* [PROBLEM REQUIREMENTS]:
Report only how many lines hold the word "JSON".

Stored items from a collection

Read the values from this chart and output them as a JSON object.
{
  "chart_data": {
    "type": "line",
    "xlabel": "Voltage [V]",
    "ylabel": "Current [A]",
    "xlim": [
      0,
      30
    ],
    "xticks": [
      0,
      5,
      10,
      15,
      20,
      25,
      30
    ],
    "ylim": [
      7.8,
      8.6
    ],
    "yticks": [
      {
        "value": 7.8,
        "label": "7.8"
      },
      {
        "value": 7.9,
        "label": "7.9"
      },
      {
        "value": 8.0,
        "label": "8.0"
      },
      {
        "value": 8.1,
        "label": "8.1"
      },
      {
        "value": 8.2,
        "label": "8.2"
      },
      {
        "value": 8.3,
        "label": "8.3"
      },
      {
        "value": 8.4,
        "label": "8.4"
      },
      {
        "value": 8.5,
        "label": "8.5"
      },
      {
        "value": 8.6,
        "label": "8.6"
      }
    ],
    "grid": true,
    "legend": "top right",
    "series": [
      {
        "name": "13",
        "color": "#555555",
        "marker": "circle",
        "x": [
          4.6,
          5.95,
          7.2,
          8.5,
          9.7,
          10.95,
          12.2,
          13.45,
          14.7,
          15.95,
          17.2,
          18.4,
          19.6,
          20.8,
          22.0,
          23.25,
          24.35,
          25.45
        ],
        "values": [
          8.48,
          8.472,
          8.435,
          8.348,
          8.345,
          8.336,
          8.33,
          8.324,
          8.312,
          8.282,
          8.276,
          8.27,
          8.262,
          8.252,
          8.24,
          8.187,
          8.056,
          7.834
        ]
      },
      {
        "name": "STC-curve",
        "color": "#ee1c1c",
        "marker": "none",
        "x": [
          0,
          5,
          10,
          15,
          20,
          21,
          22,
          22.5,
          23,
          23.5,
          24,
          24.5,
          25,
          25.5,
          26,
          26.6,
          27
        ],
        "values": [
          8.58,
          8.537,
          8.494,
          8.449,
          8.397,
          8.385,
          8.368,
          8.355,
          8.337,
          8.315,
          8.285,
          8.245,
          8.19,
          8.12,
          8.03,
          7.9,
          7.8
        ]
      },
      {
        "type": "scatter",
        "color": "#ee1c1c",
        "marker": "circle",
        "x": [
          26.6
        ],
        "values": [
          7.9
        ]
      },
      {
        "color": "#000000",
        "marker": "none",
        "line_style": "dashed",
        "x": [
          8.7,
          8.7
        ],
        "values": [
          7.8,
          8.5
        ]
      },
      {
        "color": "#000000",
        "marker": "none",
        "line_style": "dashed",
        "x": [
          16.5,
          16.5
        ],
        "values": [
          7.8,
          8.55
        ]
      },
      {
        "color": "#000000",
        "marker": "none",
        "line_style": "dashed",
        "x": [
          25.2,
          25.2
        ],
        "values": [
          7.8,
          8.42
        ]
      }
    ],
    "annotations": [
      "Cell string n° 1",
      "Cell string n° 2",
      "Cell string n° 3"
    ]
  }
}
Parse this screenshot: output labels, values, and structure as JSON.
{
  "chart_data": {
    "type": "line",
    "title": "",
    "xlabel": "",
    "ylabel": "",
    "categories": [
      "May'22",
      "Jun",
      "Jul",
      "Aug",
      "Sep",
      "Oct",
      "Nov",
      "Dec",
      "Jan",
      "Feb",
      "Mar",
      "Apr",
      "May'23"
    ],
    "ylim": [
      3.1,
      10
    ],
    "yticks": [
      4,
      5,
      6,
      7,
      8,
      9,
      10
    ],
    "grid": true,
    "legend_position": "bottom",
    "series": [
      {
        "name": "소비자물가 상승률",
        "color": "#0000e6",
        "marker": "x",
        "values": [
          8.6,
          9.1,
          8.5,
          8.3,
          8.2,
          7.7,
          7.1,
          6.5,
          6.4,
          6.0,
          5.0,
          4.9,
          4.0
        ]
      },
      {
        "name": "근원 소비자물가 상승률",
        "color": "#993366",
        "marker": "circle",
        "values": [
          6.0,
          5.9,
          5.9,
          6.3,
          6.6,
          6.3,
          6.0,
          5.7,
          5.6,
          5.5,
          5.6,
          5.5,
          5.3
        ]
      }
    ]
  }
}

* [TASK RESULT]:
2